Provided data:
------------------------------------------------------------------------

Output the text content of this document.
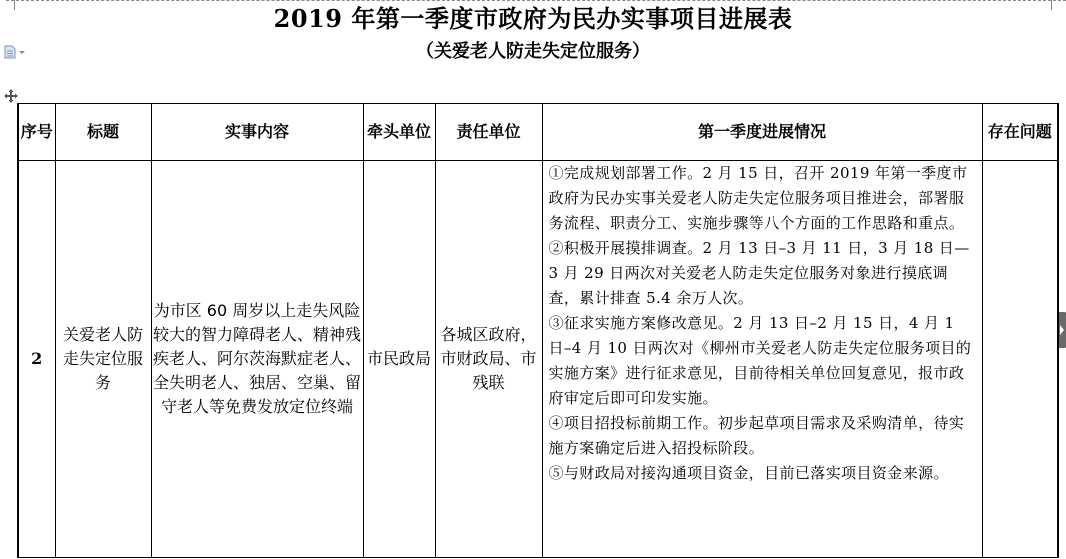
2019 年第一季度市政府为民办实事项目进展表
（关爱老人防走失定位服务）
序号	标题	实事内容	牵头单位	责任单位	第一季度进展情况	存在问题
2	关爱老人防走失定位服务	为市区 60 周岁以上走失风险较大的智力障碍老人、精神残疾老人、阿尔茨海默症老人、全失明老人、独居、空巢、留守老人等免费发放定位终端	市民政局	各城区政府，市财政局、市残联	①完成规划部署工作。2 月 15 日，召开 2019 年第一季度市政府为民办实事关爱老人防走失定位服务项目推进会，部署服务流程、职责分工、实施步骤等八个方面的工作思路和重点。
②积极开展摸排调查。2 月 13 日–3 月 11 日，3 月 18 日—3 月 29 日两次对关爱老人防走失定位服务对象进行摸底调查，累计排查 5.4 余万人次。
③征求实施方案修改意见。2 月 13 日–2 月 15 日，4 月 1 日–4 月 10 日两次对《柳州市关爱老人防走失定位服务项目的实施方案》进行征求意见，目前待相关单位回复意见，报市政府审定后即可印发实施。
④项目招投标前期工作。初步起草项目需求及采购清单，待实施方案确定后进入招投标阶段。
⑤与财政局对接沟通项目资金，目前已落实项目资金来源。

------------------------------------------------------------------------

What the exercise asks:
The records shown above are to be repeated exactly, with the pictures left out.

Solution to this task:
Output the text content of this document.
2019 年第一季度市政府为民办实事项目进展表
（关爱老人防走失定位服务）
序号	标题	实事内容	牵头单位	责任单位	第一季度进展情况	存在问题
2	关爱老人防走失定位服务	为市区 60 周岁以上走失风险较大的智力障碍老人、精神残疾老人、阿尔茨海默症老人、全失明老人、独居、空巢、留守老人等免费发放定位终端	市民政局	各城区政府，市财政局、市残联	①完成规划部署工作。2 月 15 日，召开 2019 年第一季度市政府为民办实事关爱老人防走失定位服务项目推进会，部署服务流程、职责分工、实施步骤等八个方面的工作思路和重点。
②积极开展摸排调查。2 月 13 日–3 月 11 日，3 月 18 日—3 月 29 日两次对关爱老人防走失定位服务对象进行摸底调查，累计排查 5.4 余万人次。
③征求实施方案修改意见。2 月 13 日–2 月 15 日，4 月 1 日–4 月 10 日两次对《柳州市关爱老人防走失定位服务项目的实施方案》进行征求意见，目前待相关单位回复意见，报市政府审定后即可印发实施。
④项目招投标前期工作。初步起草项目需求及采购清单，待实施方案确定后进入招投标阶段。
⑤与财政局对接沟通项目资金，目前已落实项目资金来源。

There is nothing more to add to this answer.